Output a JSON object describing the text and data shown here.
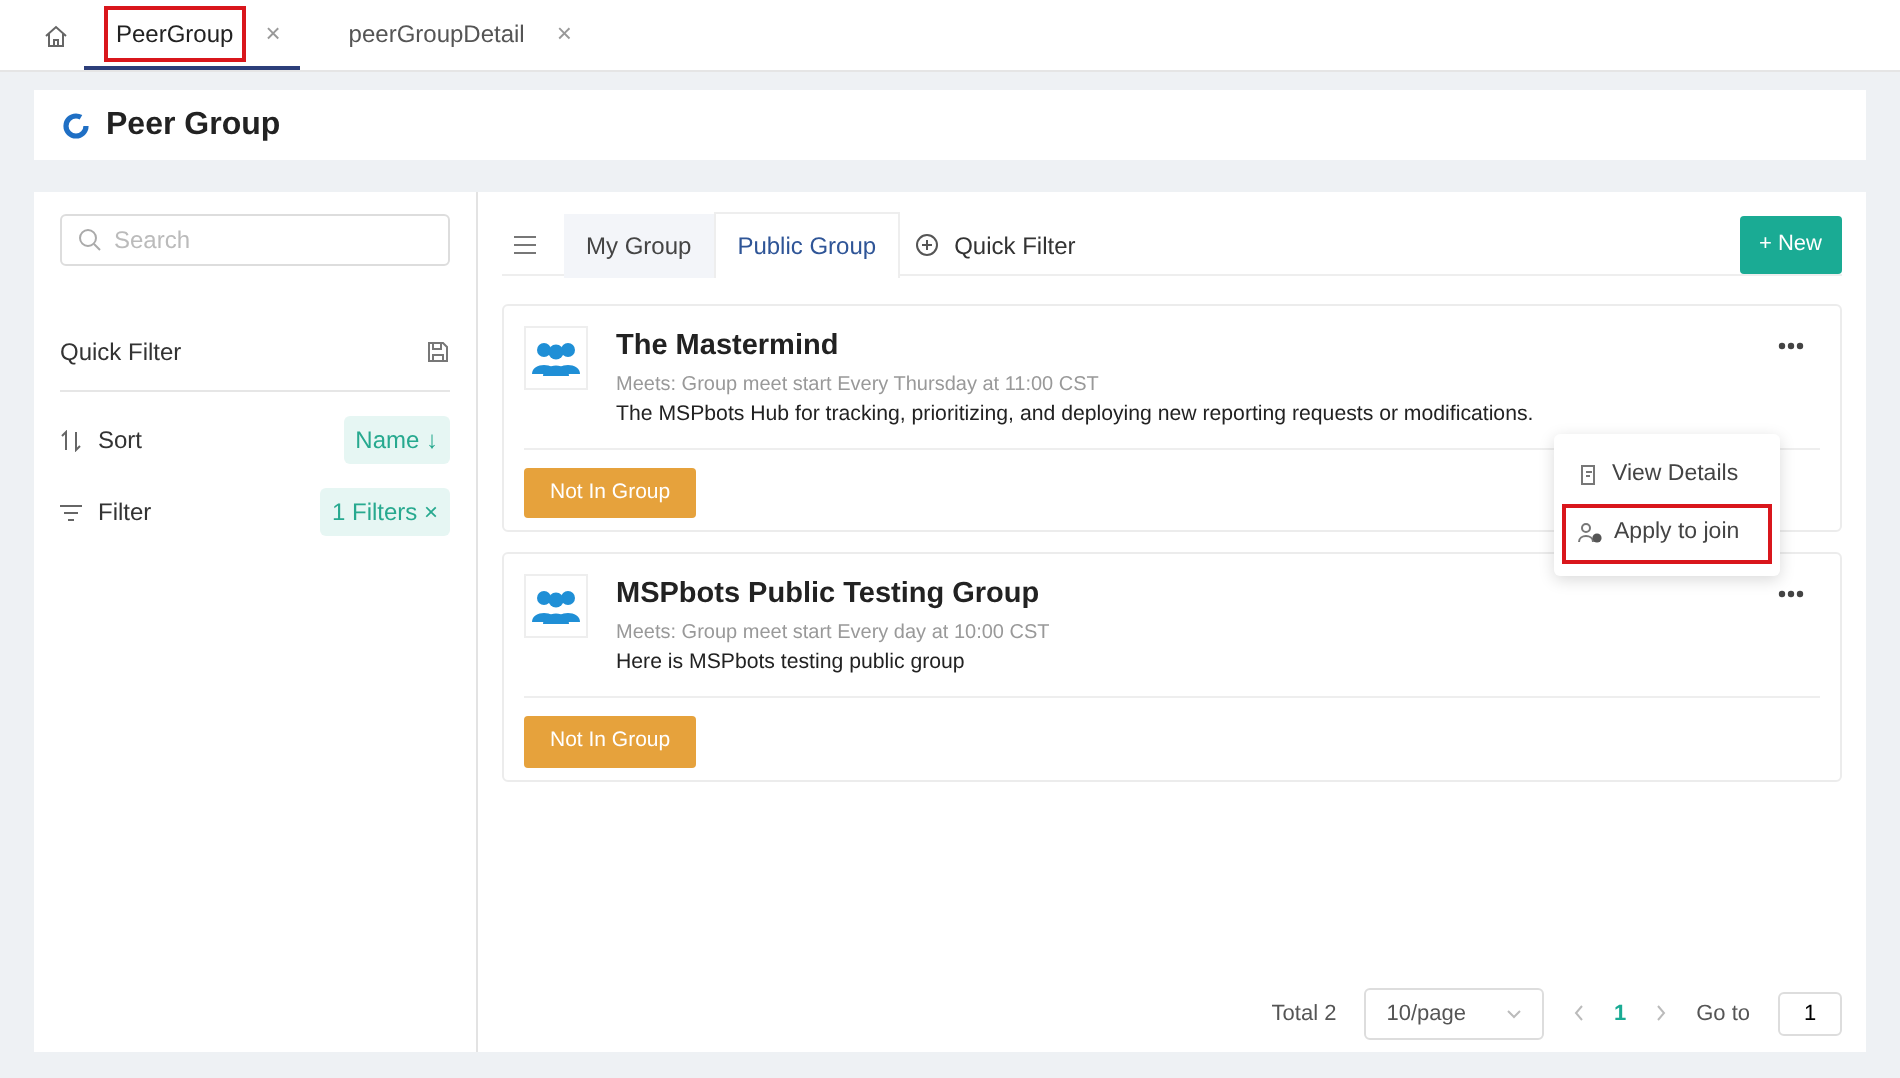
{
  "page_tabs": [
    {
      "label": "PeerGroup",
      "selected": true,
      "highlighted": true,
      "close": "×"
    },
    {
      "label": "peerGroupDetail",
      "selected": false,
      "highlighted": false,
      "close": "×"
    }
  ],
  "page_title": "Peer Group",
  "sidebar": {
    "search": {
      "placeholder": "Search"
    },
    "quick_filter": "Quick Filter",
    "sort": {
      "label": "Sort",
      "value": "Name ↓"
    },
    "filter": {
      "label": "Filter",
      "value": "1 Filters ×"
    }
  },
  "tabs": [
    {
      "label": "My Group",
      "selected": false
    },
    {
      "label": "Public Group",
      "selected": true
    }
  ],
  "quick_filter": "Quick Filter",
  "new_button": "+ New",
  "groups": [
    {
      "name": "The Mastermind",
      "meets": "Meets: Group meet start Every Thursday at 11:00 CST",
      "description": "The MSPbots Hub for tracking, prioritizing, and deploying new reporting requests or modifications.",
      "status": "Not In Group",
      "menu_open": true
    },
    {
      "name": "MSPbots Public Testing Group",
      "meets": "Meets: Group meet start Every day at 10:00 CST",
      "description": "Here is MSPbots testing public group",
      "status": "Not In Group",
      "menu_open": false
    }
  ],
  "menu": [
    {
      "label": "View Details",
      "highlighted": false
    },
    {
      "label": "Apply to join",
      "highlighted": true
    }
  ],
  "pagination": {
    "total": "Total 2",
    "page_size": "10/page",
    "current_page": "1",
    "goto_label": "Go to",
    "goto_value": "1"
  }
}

==

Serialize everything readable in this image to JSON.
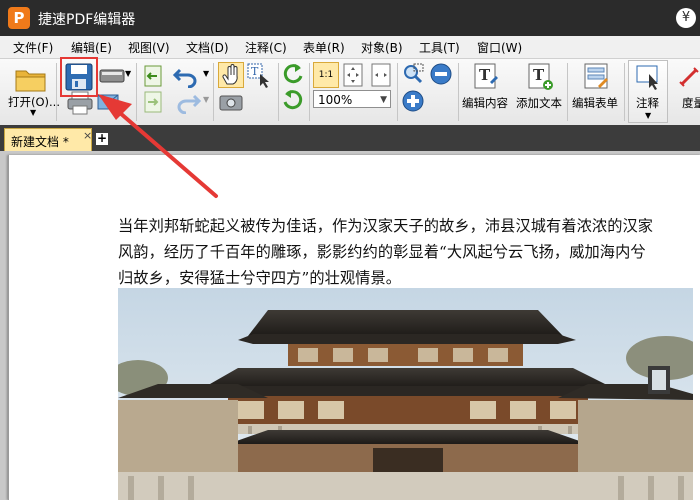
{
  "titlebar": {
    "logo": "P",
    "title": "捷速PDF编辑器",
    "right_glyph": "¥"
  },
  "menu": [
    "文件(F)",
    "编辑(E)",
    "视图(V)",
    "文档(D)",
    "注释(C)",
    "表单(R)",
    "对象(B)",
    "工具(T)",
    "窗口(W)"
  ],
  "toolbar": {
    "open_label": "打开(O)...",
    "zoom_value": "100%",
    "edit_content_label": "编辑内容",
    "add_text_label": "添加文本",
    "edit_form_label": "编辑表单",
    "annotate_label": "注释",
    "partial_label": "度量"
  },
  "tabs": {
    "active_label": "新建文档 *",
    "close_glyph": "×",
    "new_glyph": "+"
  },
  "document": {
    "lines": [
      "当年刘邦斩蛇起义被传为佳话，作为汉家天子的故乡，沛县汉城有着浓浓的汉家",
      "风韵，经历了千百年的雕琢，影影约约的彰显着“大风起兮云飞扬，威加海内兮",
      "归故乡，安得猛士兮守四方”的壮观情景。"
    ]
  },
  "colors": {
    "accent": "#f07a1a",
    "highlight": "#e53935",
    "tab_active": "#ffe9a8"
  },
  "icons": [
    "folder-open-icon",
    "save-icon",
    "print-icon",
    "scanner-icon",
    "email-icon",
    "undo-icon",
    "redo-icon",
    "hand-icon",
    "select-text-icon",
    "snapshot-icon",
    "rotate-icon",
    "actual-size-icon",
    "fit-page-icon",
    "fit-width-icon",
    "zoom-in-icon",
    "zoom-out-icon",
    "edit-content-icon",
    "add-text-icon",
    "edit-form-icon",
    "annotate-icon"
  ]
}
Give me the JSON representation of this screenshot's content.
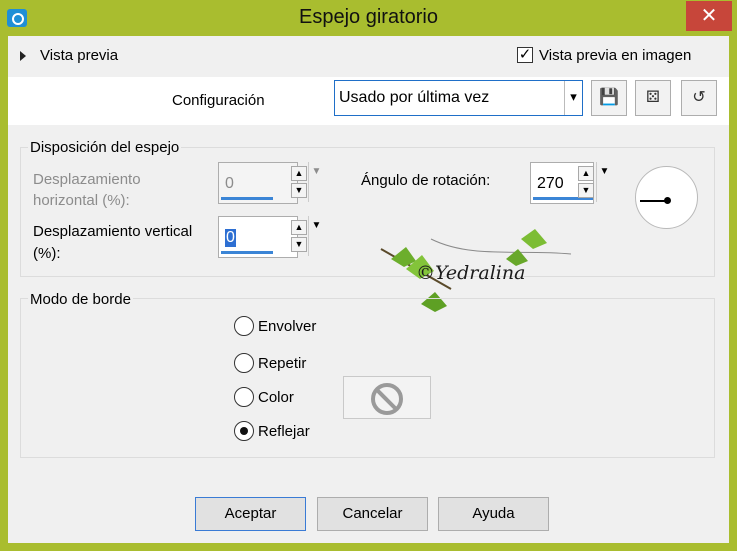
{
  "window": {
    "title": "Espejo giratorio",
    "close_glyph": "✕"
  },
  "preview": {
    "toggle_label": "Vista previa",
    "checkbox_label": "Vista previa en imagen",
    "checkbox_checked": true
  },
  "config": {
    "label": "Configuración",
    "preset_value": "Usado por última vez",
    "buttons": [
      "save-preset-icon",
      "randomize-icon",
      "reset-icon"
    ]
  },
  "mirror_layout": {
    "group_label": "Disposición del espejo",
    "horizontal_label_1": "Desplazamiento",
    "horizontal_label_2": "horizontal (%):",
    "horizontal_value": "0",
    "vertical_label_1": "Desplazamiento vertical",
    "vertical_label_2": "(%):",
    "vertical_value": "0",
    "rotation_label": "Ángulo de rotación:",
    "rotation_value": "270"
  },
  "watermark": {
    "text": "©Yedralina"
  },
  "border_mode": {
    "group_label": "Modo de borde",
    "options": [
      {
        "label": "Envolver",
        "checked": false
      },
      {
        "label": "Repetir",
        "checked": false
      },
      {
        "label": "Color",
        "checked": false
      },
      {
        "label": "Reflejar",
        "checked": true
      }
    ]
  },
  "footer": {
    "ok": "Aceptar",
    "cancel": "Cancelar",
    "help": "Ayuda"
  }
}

Work to do
Look over the listing above. Pick out and copy every line that includes "false".

Solution to this problem
      "selected": false,
      "highlighted": false,
      "selected": false
      "menu_open": false
      "highlighted": false
        "checked": false
        "checked": false
        "checked": false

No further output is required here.